→ **The request**: Among the entries below, count the lines where the string "JSON" occurs, and give only the number.

··· Listed records

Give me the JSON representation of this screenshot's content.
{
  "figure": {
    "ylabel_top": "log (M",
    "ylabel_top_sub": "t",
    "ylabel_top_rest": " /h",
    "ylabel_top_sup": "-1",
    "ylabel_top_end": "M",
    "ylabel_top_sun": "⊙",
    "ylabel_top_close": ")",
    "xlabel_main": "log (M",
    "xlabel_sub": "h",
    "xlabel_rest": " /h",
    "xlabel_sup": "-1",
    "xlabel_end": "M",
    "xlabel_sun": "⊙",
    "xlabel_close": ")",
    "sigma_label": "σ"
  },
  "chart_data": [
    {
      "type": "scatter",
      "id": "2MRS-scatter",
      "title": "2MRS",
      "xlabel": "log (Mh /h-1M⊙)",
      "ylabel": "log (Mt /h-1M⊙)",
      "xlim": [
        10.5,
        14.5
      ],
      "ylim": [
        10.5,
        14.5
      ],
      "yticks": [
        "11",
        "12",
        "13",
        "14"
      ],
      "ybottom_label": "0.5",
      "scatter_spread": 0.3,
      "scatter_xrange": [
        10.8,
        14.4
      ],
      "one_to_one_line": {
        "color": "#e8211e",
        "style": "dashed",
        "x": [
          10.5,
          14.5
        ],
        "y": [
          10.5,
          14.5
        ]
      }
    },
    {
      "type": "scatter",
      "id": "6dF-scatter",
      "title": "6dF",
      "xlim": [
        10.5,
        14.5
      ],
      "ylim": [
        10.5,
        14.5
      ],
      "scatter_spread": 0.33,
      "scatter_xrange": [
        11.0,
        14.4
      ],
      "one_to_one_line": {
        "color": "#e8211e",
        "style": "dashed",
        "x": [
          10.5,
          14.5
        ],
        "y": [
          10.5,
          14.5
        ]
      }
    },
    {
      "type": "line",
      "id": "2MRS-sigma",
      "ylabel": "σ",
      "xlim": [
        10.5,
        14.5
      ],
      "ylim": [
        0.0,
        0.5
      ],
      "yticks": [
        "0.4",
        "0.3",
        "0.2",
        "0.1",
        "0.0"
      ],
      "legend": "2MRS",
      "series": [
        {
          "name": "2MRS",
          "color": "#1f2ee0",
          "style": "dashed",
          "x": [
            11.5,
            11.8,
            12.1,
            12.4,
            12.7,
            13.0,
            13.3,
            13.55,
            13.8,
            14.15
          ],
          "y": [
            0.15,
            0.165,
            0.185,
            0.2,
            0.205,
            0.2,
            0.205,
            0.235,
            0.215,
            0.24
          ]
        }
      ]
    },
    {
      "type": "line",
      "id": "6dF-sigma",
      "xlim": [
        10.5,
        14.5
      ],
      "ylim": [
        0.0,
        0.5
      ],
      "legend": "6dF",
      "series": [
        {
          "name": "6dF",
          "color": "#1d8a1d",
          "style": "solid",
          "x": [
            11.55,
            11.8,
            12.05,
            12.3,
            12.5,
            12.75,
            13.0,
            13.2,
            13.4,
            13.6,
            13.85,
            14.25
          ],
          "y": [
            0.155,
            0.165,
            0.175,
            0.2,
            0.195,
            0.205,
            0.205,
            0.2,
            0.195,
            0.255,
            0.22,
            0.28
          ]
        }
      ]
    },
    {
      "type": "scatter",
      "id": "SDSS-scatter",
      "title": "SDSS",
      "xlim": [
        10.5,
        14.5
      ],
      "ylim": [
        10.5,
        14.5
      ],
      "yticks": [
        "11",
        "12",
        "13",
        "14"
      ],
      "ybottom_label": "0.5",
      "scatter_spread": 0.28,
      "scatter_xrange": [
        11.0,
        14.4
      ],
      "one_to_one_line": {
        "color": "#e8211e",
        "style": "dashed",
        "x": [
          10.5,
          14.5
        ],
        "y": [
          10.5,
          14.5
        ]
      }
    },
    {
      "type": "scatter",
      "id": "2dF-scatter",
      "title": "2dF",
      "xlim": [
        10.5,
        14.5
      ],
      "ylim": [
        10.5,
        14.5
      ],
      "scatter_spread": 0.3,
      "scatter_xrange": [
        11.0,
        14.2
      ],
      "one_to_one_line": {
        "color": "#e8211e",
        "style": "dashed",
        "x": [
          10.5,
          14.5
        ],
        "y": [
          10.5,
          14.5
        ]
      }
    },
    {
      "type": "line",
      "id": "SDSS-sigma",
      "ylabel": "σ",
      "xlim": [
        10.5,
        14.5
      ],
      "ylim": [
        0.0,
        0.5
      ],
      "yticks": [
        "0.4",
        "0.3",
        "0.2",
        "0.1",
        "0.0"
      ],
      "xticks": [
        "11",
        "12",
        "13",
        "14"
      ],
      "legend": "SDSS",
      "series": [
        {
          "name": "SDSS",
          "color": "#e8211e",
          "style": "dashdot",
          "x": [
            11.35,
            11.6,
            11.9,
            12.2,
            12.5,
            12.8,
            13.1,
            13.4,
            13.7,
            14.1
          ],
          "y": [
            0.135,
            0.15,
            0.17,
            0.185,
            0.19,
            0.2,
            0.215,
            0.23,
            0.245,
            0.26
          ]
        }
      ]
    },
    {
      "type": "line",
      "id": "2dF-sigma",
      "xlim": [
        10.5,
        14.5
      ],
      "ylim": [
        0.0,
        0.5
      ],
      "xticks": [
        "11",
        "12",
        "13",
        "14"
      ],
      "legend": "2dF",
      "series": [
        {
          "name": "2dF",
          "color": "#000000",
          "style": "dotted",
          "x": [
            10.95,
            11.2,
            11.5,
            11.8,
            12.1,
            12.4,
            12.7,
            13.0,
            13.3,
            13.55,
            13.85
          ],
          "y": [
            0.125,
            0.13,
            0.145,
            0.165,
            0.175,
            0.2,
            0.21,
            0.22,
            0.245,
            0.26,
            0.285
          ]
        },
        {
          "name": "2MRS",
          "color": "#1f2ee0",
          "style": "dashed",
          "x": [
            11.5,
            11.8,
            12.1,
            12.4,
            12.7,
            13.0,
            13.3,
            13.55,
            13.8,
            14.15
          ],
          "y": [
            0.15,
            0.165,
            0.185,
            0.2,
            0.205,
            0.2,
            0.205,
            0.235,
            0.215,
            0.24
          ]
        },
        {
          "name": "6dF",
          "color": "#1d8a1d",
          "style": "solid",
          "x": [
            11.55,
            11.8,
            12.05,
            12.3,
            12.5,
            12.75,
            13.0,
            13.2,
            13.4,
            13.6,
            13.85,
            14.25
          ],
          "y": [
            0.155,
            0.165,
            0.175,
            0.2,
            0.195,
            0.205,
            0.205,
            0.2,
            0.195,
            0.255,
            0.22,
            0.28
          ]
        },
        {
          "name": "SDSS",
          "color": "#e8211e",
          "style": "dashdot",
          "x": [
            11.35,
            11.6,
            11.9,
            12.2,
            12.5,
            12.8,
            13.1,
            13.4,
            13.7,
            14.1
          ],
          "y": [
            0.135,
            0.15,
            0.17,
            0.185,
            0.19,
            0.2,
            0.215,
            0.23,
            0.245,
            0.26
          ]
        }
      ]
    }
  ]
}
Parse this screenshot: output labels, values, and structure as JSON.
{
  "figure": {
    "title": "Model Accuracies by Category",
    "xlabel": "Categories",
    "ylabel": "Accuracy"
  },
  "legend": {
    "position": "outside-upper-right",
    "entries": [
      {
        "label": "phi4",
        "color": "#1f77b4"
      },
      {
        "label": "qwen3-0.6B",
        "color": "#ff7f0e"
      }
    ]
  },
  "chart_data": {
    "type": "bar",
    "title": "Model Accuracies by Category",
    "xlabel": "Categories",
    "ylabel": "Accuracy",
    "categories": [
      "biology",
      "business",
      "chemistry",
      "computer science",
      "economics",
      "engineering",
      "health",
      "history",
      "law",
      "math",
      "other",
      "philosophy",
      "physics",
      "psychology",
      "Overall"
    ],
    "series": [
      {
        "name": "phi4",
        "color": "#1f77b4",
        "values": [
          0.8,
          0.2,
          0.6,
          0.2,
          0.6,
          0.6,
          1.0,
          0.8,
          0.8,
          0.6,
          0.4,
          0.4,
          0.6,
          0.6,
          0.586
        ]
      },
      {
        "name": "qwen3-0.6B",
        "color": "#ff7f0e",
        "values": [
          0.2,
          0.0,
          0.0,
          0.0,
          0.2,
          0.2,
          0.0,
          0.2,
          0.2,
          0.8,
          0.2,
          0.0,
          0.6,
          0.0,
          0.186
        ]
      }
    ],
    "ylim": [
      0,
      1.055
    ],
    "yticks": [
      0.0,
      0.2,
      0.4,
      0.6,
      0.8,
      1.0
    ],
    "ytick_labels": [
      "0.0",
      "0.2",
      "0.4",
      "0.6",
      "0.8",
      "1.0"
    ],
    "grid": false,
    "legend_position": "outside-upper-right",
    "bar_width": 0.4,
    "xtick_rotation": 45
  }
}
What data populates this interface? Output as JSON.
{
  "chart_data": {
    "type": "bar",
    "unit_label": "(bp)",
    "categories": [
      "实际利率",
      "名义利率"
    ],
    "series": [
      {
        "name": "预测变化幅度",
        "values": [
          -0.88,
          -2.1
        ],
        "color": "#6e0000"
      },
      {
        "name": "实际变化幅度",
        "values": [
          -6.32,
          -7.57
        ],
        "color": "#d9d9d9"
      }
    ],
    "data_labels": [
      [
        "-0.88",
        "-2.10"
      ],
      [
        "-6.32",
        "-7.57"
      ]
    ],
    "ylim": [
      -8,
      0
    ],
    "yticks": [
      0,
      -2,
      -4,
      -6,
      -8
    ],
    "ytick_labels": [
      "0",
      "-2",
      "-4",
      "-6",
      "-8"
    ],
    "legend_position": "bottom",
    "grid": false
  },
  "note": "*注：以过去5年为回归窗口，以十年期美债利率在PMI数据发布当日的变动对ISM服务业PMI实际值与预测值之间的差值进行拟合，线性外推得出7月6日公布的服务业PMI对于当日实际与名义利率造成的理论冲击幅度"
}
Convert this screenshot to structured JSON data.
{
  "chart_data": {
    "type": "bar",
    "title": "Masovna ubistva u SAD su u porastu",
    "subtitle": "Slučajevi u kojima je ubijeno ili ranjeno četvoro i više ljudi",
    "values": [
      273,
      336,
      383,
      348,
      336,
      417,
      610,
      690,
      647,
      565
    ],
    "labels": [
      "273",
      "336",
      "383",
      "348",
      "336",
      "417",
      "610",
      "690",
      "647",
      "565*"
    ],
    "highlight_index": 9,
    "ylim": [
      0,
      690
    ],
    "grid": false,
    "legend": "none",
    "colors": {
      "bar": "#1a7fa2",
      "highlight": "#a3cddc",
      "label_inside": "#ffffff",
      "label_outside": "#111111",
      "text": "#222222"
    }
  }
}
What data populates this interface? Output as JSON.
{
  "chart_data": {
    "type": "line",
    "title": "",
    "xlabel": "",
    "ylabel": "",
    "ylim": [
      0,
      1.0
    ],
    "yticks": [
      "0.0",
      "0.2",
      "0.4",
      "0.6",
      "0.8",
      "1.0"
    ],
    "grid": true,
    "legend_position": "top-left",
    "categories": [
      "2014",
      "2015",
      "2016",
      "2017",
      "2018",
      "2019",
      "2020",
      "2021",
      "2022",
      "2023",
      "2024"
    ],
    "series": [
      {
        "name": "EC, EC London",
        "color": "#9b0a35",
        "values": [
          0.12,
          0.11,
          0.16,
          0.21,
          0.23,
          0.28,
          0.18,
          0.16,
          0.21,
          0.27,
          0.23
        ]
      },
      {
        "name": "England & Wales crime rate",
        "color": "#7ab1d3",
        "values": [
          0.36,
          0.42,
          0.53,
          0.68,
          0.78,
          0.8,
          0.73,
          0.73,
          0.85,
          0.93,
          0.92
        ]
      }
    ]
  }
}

······

→ **Task solution**: 5